# Stored records:
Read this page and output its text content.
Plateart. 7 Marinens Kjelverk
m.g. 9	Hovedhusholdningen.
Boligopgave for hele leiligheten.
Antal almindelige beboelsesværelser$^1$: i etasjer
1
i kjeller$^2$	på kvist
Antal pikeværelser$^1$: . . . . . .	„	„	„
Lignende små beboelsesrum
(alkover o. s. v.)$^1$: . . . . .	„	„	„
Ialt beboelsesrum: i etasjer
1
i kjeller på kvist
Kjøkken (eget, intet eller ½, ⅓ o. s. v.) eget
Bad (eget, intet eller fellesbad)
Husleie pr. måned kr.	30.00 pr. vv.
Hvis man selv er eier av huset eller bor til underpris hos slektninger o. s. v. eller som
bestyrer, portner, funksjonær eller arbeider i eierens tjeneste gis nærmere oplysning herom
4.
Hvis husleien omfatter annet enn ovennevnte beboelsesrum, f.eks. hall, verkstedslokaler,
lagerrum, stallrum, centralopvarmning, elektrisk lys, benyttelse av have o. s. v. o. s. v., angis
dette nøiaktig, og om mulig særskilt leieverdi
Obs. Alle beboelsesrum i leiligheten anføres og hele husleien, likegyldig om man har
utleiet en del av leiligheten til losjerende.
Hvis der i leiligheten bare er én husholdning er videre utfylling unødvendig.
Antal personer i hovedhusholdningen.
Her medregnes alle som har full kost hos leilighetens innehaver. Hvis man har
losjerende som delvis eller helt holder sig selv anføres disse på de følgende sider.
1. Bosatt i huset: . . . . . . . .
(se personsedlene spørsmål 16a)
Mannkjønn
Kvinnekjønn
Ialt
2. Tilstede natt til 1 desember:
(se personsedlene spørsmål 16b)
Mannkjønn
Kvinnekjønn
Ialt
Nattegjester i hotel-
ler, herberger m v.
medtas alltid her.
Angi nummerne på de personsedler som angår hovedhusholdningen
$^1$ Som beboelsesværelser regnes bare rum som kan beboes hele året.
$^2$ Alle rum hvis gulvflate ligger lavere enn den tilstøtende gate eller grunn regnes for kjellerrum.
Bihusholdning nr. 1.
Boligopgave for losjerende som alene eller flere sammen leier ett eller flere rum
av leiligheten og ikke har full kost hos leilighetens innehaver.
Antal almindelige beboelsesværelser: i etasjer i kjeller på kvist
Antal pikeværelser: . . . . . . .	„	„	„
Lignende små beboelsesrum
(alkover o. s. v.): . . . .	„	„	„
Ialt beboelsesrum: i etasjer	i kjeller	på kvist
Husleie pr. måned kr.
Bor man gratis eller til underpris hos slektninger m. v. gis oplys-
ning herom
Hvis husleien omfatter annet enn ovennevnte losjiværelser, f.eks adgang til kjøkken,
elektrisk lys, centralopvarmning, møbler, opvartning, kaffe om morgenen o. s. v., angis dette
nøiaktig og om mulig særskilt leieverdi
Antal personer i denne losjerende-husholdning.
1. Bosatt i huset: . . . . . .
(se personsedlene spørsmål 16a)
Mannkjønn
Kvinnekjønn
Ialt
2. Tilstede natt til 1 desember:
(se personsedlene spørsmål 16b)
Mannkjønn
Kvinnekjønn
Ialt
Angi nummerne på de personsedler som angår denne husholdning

# TASK STATEMENT:
Return the listing above word for word.

# RESPONSE TO THE TASK:
Read this page and output its text content.
Plateart. 7 Marinens Kjelverk
m.g. 9	Hovedhusholdningen.
Boligopgave for hele leiligheten.
Antal almindelige beboelsesværelser$^1$: i etasjer
1
i kjeller$^2$	på kvist
Antal pikeværelser$^1$: . . . . . .	„	„	„
Lignende små beboelsesrum
(alkover o. s. v.)$^1$: . . . . .	„	„	„
Ialt beboelsesrum: i etasjer
1
i kjeller på kvist
Kjøkken (eget, intet eller ½, ⅓ o. s. v.) eget
Bad (eget, intet eller fellesbad)
Husleie pr. måned kr.	30.00 pr. vv.
Hvis man selv er eier av huset eller bor til underpris hos slektninger o. s. v. eller som
bestyrer, portner, funksjonær eller arbeider i eierens tjeneste gis nærmere oplysning herom
4.
Hvis husleien omfatter annet enn ovennevnte beboelsesrum, f.eks. hall, verkstedslokaler,
lagerrum, stallrum, centralopvarmning, elektrisk lys, benyttelse av have o. s. v. o. s. v., angis
dette nøiaktig, og om mulig særskilt leieverdi
Obs. Alle beboelsesrum i leiligheten anføres og hele husleien, likegyldig om man har
utleiet en del av leiligheten til losjerende.
Hvis der i leiligheten bare er én husholdning er videre utfylling unødvendig.
Antal personer i hovedhusholdningen.
Her medregnes alle som har full kost hos leilighetens innehaver. Hvis man har
losjerende som delvis eller helt holder sig selv anføres disse på de følgende sider.
1. Bosatt i huset: . . . . . . . .
(se personsedlene spørsmål 16a)
Mannkjønn
Kvinnekjønn
Ialt
2. Tilstede natt til 1 desember:
(se personsedlene spørsmål 16b)
Mannkjønn
Kvinnekjønn
Ialt
Nattegjester i hotel-
ler, herberger m v.
medtas alltid her.
Angi nummerne på de personsedler som angår hovedhusholdningen
$^1$ Som beboelsesværelser regnes bare rum som kan beboes hele året.
$^2$ Alle rum hvis gulvflate ligger lavere enn den tilstøtende gate eller grunn regnes for kjellerrum.
Bihusholdning nr. 1.
Boligopgave for losjerende som alene eller flere sammen leier ett eller flere rum
av leiligheten og ikke har full kost hos leilighetens innehaver.
Antal almindelige beboelsesværelser: i etasjer i kjeller på kvist
Antal pikeværelser: . . . . . . .	„	„	„
Lignende små beboelsesrum
(alkover o. s. v.): . . . .	„	„	„
Ialt beboelsesrum: i etasjer	i kjeller	på kvist
Husleie pr. måned kr.
Bor man gratis eller til underpris hos slektninger m. v. gis oplys-
ning herom
Hvis husleien omfatter annet enn ovennevnte losjiværelser, f.eks adgang til kjøkken,
elektrisk lys, centralopvarmning, møbler, opvartning, kaffe om morgenen o. s. v., angis dette
nøiaktig og om mulig særskilt leieverdi
Antal personer i denne losjerende-husholdning.
1. Bosatt i huset: . . . . . .
(se personsedlene spørsmål 16a)
Mannkjønn
Kvinnekjønn
Ialt
2. Tilstede natt til 1 desember:
(se personsedlene spørsmål 16b)
Mannkjønn
Kvinnekjønn
Ialt
Angi nummerne på de personsedler som angår denne husholdning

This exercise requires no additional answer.